Structured figure records:
--

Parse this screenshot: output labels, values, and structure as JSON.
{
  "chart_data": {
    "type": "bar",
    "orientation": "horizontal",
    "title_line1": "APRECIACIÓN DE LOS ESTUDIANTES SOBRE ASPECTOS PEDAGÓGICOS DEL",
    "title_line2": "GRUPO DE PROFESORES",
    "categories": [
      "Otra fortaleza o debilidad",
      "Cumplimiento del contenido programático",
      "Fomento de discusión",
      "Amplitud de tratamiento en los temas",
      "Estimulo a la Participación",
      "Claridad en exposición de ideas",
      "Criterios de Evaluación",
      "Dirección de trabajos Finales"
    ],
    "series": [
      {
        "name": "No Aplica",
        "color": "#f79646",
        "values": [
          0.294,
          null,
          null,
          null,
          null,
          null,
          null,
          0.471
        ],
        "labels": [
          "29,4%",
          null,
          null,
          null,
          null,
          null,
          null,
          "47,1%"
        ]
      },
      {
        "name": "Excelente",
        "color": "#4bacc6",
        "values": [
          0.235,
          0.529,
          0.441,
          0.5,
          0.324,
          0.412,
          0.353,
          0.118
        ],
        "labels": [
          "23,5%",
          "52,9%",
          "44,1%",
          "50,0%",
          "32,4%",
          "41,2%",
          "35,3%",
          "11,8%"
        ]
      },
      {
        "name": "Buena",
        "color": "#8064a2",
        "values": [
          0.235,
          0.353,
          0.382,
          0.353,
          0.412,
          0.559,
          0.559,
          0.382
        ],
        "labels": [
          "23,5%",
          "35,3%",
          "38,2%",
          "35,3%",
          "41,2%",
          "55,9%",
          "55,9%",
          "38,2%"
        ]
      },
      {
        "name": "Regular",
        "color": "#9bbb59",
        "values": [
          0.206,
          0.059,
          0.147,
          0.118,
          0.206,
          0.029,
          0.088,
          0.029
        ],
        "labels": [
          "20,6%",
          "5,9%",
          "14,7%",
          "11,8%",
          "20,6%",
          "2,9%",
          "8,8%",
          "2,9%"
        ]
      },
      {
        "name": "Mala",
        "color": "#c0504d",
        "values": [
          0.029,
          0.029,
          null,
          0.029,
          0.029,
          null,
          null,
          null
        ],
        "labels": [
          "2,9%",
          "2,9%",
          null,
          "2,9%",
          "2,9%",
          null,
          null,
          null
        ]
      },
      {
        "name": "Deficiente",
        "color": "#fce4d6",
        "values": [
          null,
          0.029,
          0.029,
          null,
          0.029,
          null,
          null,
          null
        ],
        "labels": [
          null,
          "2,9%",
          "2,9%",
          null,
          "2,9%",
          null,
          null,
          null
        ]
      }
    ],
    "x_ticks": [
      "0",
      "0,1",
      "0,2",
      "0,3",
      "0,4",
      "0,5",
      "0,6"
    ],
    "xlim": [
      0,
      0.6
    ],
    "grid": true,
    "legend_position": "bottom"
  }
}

--

Return from the data every line that holds "color".

        "color": "#f79646",
        "color": "#4bacc6",
        "color": "#8064a2",
        "color": "#9bbb59",
        "color": "#c0504d",
        "color": "#fce4d6",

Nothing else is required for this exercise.